Copy out all of the data below exactly, so that no word differs from the original.

___ EXERCISE MATERIALS

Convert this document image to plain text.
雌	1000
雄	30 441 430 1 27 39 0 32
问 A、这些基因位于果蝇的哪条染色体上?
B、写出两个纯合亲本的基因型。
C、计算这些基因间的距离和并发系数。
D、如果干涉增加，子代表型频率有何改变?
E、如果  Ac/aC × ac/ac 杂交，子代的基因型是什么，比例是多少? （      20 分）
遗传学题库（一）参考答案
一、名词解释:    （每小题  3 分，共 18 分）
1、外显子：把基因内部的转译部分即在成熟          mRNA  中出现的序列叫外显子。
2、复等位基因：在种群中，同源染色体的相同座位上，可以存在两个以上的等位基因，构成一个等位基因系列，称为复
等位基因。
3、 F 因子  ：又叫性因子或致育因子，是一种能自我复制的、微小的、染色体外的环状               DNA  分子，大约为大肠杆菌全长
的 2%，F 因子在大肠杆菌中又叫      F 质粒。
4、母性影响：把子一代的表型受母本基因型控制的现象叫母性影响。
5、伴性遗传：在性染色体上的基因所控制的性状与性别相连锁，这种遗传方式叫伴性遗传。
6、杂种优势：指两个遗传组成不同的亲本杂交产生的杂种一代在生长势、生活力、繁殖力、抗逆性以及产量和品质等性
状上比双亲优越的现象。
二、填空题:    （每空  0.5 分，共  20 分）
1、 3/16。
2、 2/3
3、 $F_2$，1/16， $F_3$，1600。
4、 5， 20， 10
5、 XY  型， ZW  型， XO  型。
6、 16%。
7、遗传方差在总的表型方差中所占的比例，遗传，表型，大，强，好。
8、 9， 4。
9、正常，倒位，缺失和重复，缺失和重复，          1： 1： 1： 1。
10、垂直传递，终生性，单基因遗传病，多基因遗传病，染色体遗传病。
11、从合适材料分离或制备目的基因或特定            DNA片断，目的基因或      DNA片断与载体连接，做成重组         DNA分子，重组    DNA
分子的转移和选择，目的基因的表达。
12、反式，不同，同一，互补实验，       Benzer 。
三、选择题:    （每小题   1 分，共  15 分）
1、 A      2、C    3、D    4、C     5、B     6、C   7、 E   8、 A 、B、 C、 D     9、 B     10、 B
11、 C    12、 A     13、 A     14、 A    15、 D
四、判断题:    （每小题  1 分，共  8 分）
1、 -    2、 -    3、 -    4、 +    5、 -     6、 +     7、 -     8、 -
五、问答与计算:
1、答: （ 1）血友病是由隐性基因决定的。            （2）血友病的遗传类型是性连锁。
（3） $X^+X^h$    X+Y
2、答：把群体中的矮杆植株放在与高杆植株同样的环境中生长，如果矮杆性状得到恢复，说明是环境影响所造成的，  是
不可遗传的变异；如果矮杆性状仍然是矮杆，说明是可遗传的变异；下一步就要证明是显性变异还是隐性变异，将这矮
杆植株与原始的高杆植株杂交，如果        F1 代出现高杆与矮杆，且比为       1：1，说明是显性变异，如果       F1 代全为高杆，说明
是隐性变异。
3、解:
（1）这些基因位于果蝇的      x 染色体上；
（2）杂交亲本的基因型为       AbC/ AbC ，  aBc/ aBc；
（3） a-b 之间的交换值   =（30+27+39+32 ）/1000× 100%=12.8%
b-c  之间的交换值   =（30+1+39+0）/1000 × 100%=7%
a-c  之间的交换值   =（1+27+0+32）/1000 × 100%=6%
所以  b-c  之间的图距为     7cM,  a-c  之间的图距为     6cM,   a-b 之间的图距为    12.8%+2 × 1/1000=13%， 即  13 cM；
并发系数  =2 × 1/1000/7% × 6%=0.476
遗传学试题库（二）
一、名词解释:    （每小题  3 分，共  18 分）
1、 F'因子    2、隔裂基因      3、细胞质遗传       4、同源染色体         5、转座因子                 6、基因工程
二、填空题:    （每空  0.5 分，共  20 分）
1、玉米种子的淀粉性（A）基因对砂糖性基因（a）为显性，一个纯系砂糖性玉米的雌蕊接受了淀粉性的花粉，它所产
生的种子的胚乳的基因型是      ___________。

______

_ANSWER BOX_
Convert this document image to plain text.
雌	1000
雄	30 441 430 1 27 39 0 32
问 A、这些基因位于果蝇的哪条染色体上?
B、写出两个纯合亲本的基因型。
C、计算这些基因间的距离和并发系数。
D、如果干涉增加，子代表型频率有何改变?
E、如果  Ac/aC × ac/ac 杂交，子代的基因型是什么，比例是多少? （      20 分）
遗传学题库（一）参考答案
一、名词解释:    （每小题  3 分，共 18 分）
1、外显子：把基因内部的转译部分即在成熟          mRNA  中出现的序列叫外显子。
2、复等位基因：在种群中，同源染色体的相同座位上，可以存在两个以上的等位基因，构成一个等位基因系列，称为复
等位基因。
3、 F 因子  ：又叫性因子或致育因子，是一种能自我复制的、微小的、染色体外的环状               DNA  分子，大约为大肠杆菌全长
的 2%，F 因子在大肠杆菌中又叫      F 质粒。
4、母性影响：把子一代的表型受母本基因型控制的现象叫母性影响。
5、伴性遗传：在性染色体上的基因所控制的性状与性别相连锁，这种遗传方式叫伴性遗传。
6、杂种优势：指两个遗传组成不同的亲本杂交产生的杂种一代在生长势、生活力、繁殖力、抗逆性以及产量和品质等性
状上比双亲优越的现象。
二、填空题:    （每空  0.5 分，共  20 分）
1、 3/16。
2、 2/3
3、 $F_2$，1/16， $F_3$，1600。
4、 5， 20， 10
5、 XY  型， ZW  型， XO  型。
6、 16%。
7、遗传方差在总的表型方差中所占的比例，遗传，表型，大，强，好。
8、 9， 4。
9、正常，倒位，缺失和重复，缺失和重复，          1： 1： 1： 1。
10、垂直传递，终生性，单基因遗传病，多基因遗传病，染色体遗传病。
11、从合适材料分离或制备目的基因或特定            DNA片断，目的基因或      DNA片断与载体连接，做成重组         DNA分子，重组    DNA
分子的转移和选择，目的基因的表达。
12、反式，不同，同一，互补实验，       Benzer 。
三、选择题:    （每小题   1 分，共  15 分）
1、 A      2、C    3、D    4、C     5、B     6、C   7、 E   8、 A 、B、 C、 D     9、 B     10、 B
11、 C    12、 A     13、 A     14、 A    15、 D
四、判断题:    （每小题  1 分，共  8 分）
1、 -    2、 -    3、 -    4、 +    5、 -     6、 +     7、 -     8、 -
五、问答与计算:
1、答: （ 1）血友病是由隐性基因决定的。            （2）血友病的遗传类型是性连锁。
（3） $X^+X^h$    X+Y
2、答：把群体中的矮杆植株放在与高杆植株同样的环境中生长，如果矮杆性状得到恢复，说明是环境影响所造成的，  是
不可遗传的变异；如果矮杆性状仍然是矮杆，说明是可遗传的变异；下一步就要证明是显性变异还是隐性变异，将这矮
杆植株与原始的高杆植株杂交，如果        F1 代出现高杆与矮杆，且比为       1：1，说明是显性变异，如果       F1 代全为高杆，说明
是隐性变异。
3、解:
（1）这些基因位于果蝇的      x 染色体上；
（2）杂交亲本的基因型为       AbC/ AbC ，  aBc/ aBc；
（3） a-b 之间的交换值   =（30+27+39+32 ）/1000× 100%=12.8%
b-c  之间的交换值   =（30+1+39+0）/1000 × 100%=7%
a-c  之间的交换值   =（1+27+0+32）/1000 × 100%=6%
所以  b-c  之间的图距为     7cM,  a-c  之间的图距为     6cM,   a-b 之间的图距为    12.8%+2 × 1/1000=13%， 即  13 cM；
并发系数  =2 × 1/1000/7% × 6%=0.476
遗传学试题库（二）
一、名词解释:    （每小题  3 分，共  18 分）
1、 F'因子    2、隔裂基因      3、细胞质遗传       4、同源染色体         5、转座因子                 6、基因工程
二、填空题:    （每空  0.5 分，共  20 分）
1、玉米种子的淀粉性（A）基因对砂糖性基因（a）为显性，一个纯系砂糖性玉米的雌蕊接受了淀粉性的花粉，它所产
生的种子的胚乳的基因型是      ___________。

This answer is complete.